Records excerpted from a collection
----------------------------------------
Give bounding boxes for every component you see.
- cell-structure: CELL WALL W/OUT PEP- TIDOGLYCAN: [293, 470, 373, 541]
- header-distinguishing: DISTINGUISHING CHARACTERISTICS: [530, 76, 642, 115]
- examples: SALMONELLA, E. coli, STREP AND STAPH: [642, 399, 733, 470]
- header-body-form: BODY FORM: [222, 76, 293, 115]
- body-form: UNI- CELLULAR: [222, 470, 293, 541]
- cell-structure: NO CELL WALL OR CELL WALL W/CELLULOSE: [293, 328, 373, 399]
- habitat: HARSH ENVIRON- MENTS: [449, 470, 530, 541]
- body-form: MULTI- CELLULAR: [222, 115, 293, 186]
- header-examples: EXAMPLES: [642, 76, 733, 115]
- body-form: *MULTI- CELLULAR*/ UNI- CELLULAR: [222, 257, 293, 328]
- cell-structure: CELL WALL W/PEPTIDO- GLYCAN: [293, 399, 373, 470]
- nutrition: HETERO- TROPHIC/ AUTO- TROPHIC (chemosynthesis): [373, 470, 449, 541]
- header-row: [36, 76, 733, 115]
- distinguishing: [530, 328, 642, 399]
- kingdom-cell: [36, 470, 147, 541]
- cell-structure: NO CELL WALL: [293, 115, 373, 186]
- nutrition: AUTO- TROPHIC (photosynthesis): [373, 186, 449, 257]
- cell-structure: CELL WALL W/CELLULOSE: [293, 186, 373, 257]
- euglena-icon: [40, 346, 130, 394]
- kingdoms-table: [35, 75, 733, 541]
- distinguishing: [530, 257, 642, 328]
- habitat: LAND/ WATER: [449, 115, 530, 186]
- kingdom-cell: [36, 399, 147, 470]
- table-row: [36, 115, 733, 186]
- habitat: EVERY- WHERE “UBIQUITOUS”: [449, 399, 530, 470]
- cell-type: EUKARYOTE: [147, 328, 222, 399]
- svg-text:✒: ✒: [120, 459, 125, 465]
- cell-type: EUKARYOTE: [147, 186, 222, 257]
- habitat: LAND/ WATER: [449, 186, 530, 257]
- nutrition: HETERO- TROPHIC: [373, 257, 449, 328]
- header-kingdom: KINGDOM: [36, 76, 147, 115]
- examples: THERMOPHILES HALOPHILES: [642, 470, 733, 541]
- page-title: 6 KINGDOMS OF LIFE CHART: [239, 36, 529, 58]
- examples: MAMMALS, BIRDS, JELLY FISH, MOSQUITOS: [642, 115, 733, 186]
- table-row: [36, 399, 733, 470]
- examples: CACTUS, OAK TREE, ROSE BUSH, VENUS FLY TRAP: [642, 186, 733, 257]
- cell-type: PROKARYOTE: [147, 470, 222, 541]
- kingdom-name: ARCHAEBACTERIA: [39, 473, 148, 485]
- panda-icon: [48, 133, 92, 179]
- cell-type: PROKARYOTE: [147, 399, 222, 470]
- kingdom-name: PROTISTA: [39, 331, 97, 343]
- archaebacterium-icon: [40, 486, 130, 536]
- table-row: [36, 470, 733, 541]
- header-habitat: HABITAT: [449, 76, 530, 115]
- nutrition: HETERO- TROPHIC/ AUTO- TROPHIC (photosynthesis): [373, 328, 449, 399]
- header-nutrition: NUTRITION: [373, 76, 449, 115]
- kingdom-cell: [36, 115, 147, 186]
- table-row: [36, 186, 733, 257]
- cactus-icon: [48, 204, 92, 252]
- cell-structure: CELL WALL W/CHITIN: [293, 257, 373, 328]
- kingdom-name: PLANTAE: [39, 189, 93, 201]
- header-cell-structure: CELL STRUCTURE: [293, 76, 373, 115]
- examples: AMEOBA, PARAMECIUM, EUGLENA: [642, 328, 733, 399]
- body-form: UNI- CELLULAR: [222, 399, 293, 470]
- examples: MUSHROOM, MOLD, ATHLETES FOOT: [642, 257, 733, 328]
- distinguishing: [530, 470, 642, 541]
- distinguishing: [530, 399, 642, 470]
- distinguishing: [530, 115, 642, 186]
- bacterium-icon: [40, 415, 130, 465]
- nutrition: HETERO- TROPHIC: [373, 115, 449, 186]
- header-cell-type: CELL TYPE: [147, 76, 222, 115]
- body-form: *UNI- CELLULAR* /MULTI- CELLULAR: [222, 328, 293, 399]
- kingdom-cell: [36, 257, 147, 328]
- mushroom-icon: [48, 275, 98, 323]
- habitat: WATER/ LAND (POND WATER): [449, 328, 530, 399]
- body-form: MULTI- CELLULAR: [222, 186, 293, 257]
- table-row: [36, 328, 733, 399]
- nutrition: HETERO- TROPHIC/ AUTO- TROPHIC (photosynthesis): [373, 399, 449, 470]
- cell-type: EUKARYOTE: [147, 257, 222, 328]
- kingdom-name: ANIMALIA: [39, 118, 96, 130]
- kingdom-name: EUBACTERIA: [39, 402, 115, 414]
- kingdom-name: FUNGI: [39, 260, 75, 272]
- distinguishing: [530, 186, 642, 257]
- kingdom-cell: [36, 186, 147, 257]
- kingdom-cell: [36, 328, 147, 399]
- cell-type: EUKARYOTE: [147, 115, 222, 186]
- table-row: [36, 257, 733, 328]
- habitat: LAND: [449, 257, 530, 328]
----------------------------------------
## DESCRIPTION OF THE TASK
Reproduce each entry exactly, leaving out nothing.

## WRITTEN SOLUTION
Give bounding boxes for every component you see.
- cell-structure: CELL WALL W/OUT PEP- TIDOGLYCAN: [293, 470, 373, 541]
- header-distinguishing: DISTINGUISHING CHARACTERISTICS: [530, 76, 642, 115]
- examples: SALMONELLA, E. coli, STREP AND STAPH: [642, 399, 733, 470]
- header-body-form: BODY FORM: [222, 76, 293, 115]
- body-form: UNI- CELLULAR: [222, 470, 293, 541]
- cell-structure: NO CELL WALL OR CELL WALL W/CELLULOSE: [293, 328, 373, 399]
- habitat: HARSH ENVIRON- MENTS: [449, 470, 530, 541]
- body-form: MULTI- CELLULAR: [222, 115, 293, 186]
- header-examples: EXAMPLES: [642, 76, 733, 115]
- body-form: *MULTI- CELLULAR*/ UNI- CELLULAR: [222, 257, 293, 328]
- cell-structure: CELL WALL W/PEPTIDO- GLYCAN: [293, 399, 373, 470]
- nutrition: HETERO- TROPHIC/ AUTO- TROPHIC (chemosynthesis): [373, 470, 449, 541]
- header-row: [36, 76, 733, 115]
- distinguishing: [530, 328, 642, 399]
- kingdom-cell: [36, 470, 147, 541]
- cell-structure: NO CELL WALL: [293, 115, 373, 186]
- nutrition: AUTO- TROPHIC (photosynthesis): [373, 186, 449, 257]
- cell-structure: CELL WALL W/CELLULOSE: [293, 186, 373, 257]
- euglena-icon: [40, 346, 130, 394]
- kingdoms-table: [35, 75, 733, 541]
- distinguishing: [530, 257, 642, 328]
- habitat: LAND/ WATER: [449, 115, 530, 186]
- kingdom-cell: [36, 399, 147, 470]
- table-row: [36, 115, 733, 186]
- habitat: EVERY- WHERE “UBIQUITOUS”: [449, 399, 530, 470]
- cell-type: EUKARYOTE: [147, 328, 222, 399]
- svg-text:✒: ✒: [120, 459, 125, 465]
- cell-type: EUKARYOTE: [147, 186, 222, 257]
- habitat: LAND/ WATER: [449, 186, 530, 257]
- nutrition: HETERO- TROPHIC: [373, 257, 449, 328]
- header-kingdom: KINGDOM: [36, 76, 147, 115]
- examples: THERMOPHILES HALOPHILES: [642, 470, 733, 541]
- page-title: 6 KINGDOMS OF LIFE CHART: [239, 36, 529, 58]
- examples: MAMMALS, BIRDS, JELLY FISH, MOSQUITOS: [642, 115, 733, 186]
- table-row: [36, 399, 733, 470]
- examples: CACTUS, OAK TREE, ROSE BUSH, VENUS FLY TRAP: [642, 186, 733, 257]
- cell-type: PROKARYOTE: [147, 470, 222, 541]
- kingdom-name: ARCHAEBACTERIA: [39, 473, 148, 485]
- panda-icon: [48, 133, 92, 179]
- cell-type: PROKARYOTE: [147, 399, 222, 470]
- kingdom-name: PROTISTA: [39, 331, 97, 343]
- archaebacterium-icon: [40, 486, 130, 536]
- table-row: [36, 470, 733, 541]
- header-habitat: HABITAT: [449, 76, 530, 115]
- nutrition: HETERO- TROPHIC/ AUTO- TROPHIC (photosynthesis): [373, 328, 449, 399]
- header-nutrition: NUTRITION: [373, 76, 449, 115]
- kingdom-cell: [36, 115, 147, 186]
- table-row: [36, 186, 733, 257]
- cactus-icon: [48, 204, 92, 252]
- cell-structure: CELL WALL W/CHITIN: [293, 257, 373, 328]
- kingdom-name: PLANTAE: [39, 189, 93, 201]
- header-cell-structure: CELL STRUCTURE: [293, 76, 373, 115]
- examples: AMEOBA, PARAMECIUM, EUGLENA: [642, 328, 733, 399]
- body-form: UNI- CELLULAR: [222, 399, 293, 470]
- examples: MUSHROOM, MOLD, ATHLETES FOOT: [642, 257, 733, 328]
- distinguishing: [530, 470, 642, 541]
- distinguishing: [530, 399, 642, 470]
- distinguishing: [530, 115, 642, 186]
- bacterium-icon: [40, 415, 130, 465]
- nutrition: HETERO- TROPHIC: [373, 115, 449, 186]
- header-cell-type: CELL TYPE: [147, 76, 222, 115]
- body-form: *UNI- CELLULAR* /MULTI- CELLULAR: [222, 328, 293, 399]
- kingdom-cell: [36, 257, 147, 328]
- mushroom-icon: [48, 275, 98, 323]
- habitat: WATER/ LAND (POND WATER): [449, 328, 530, 399]
- body-form: MULTI- CELLULAR: [222, 186, 293, 257]
- table-row: [36, 328, 733, 399]
- nutrition: HETERO- TROPHIC/ AUTO- TROPHIC (photosynthesis): [373, 399, 449, 470]
- cell-type: EUKARYOTE: [147, 257, 222, 328]
- kingdom-name: ANIMALIA: [39, 118, 96, 130]
- kingdom-name: EUBACTERIA: [39, 402, 115, 414]
- kingdom-name: FUNGI: [39, 260, 75, 272]
- distinguishing: [530, 186, 642, 257]
- kingdom-cell: [36, 186, 147, 257]
- kingdom-cell: [36, 328, 147, 399]
- cell-type: EUKARYOTE: [147, 115, 222, 186]
- table-row: [36, 257, 733, 328]
- habitat: LAND: [449, 257, 530, 328]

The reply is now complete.